• [Your task] Copy exactly the run of lines that begins at the line with "What does this" and ends at the final line of the entries.

Data records
>>>

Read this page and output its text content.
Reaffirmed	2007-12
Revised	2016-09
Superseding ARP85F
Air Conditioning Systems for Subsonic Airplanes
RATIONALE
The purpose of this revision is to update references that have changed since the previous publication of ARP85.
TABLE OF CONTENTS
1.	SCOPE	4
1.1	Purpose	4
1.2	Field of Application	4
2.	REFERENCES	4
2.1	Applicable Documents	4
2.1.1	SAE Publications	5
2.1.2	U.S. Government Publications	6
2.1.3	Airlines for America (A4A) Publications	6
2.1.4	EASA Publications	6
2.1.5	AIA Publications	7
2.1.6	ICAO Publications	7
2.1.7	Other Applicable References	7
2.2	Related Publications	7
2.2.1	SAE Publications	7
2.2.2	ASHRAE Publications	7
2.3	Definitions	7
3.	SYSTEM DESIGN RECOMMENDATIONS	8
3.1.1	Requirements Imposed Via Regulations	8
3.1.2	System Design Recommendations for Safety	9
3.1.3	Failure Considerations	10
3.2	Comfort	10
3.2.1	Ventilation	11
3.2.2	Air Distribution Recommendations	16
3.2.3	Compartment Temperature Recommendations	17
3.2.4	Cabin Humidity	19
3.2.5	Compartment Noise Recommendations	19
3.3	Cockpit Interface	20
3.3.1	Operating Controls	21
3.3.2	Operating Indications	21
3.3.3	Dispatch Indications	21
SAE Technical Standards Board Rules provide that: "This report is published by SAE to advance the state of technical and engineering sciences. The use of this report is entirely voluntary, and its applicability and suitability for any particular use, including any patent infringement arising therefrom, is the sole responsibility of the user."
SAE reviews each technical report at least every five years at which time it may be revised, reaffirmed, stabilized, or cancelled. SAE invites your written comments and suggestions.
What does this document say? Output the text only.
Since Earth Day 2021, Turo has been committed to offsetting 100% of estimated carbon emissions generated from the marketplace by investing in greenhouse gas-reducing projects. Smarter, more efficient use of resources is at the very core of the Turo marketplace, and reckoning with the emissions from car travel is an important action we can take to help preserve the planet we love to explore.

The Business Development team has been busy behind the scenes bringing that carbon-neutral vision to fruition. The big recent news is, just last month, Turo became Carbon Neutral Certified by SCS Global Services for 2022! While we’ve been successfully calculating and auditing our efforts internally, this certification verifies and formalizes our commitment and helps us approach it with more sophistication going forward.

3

<<<

• [Result]
What does this document say? Output the text only.
Since Earth Day 2021, Turo has been committed to offsetting 100% of estimated carbon emissions generated from the marketplace by investing in greenhouse gas-reducing projects. Smarter, more efficient use of resources is at the very core of the Turo marketplace, and reckoning with the emissions from car travel is an important action we can take to help preserve the planet we love to explore.

The Business Development team has been busy behind the scenes bringing that carbon-neutral vision to fruition. The big recent news is, just last month, Turo became Carbon Neutral Certified by SCS Global Services for 2022! While we’ve been successfully calculating and auditing our efforts internally, this certification verifies and formalizes our commitment and helps us approach it with more sophistication going forward.

3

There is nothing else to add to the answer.